====== Given data

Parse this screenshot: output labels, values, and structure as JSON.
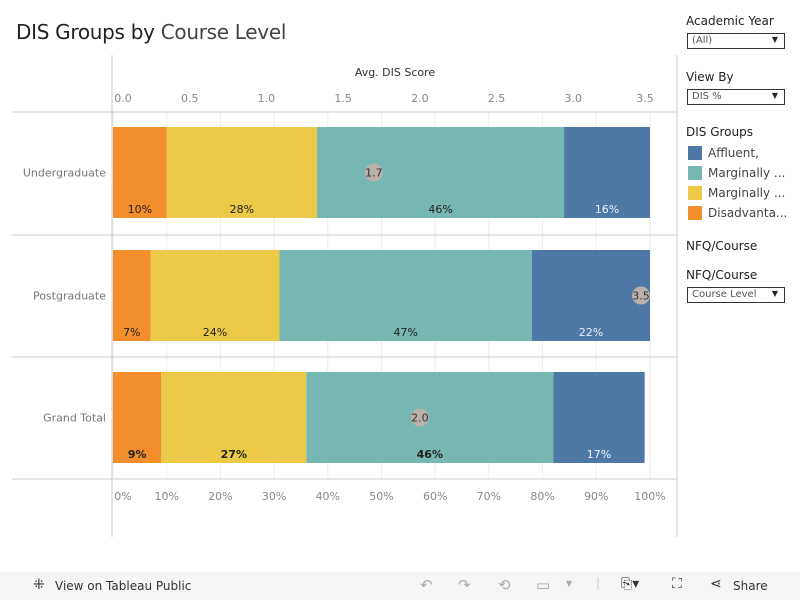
{
  "title": {
    "bold": "DIS Groups by",
    "light": "Course Level"
  },
  "filters": {
    "academic_year": {
      "label": "Academic Year",
      "value": "(All)"
    },
    "view_by": {
      "label": "View By",
      "value": "DIS %"
    },
    "nfq_heading": "NFQ/Course",
    "nfq_course": {
      "label": "NFQ/Course",
      "value": "Course Level"
    }
  },
  "legend": {
    "title": "DIS Groups",
    "items": [
      {
        "label": "Affluent,",
        "color": "#4e79a7"
      },
      {
        "label": "Marginally ...",
        "color": "#76b7b2"
      },
      {
        "label": "Marginally ...",
        "color": "#edc948"
      },
      {
        "label": "Disadvanta...",
        "color": "#f28e2b"
      }
    ]
  },
  "chart_data": {
    "type": "bar",
    "orientation": "horizontal",
    "stacked": "100%",
    "categories": [
      "Undergraduate",
      "Postgraduate",
      "Grand Total"
    ],
    "series": [
      {
        "name": "Disadvanta...",
        "color": "#f28e2b",
        "values": [
          10,
          7,
          9
        ]
      },
      {
        "name": "Marginally ...",
        "color": "#edc948",
        "values": [
          28,
          24,
          27
        ]
      },
      {
        "name": "Marginally ...",
        "color": "#76b7b2",
        "values": [
          46,
          47,
          46
        ]
      },
      {
        "name": "Affluent,",
        "color": "#4e79a7",
        "values": [
          16,
          22,
          17
        ]
      }
    ],
    "bottom_axis": {
      "ticks": [
        "0%",
        "10%",
        "20%",
        "30%",
        "40%",
        "50%",
        "60%",
        "70%",
        "80%",
        "90%",
        "100%"
      ],
      "range": [
        0,
        100
      ]
    },
    "top_axis": {
      "label": "Avg. DIS Score",
      "ticks": [
        "0.0",
        "0.5",
        "1.0",
        "1.5",
        "2.0",
        "2.5",
        "3.0",
        "3.5"
      ],
      "range": [
        0,
        3.5
      ]
    },
    "avg_dis_score": {
      "values": [
        1.7,
        3.5,
        2.0
      ],
      "labels": [
        "1.7",
        "3.5",
        "2.0"
      ]
    },
    "grid": true
  },
  "toolbar": {
    "view_label": "View on Tableau Public",
    "share_label": "Share"
  }
}
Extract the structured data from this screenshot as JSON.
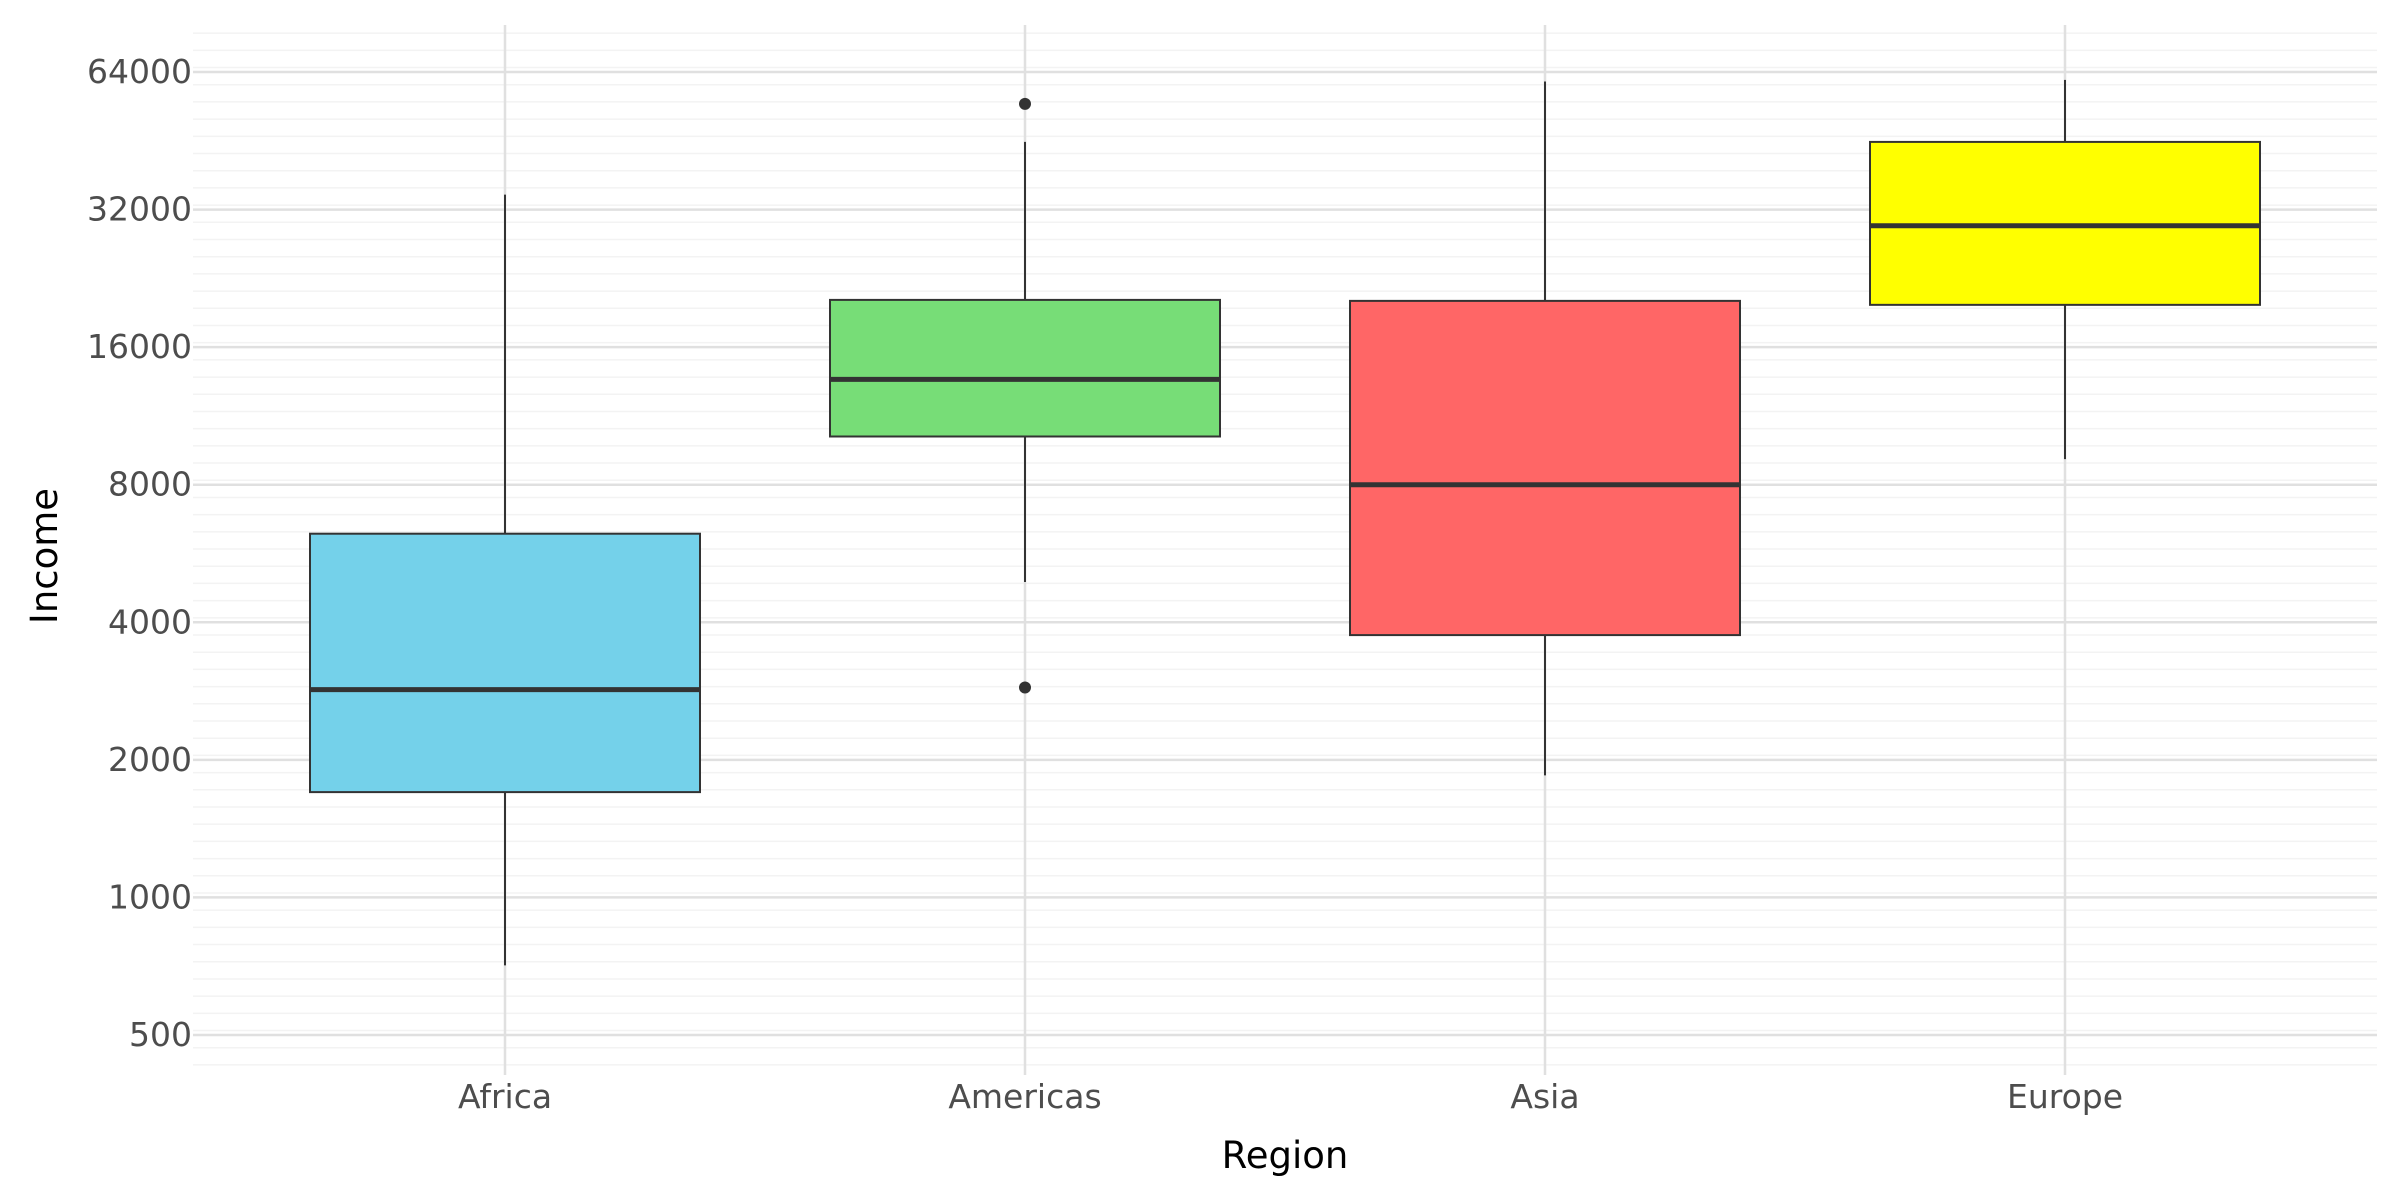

============

In the entries above, count each line that holds "screenshot". Give the total and nothing else.

2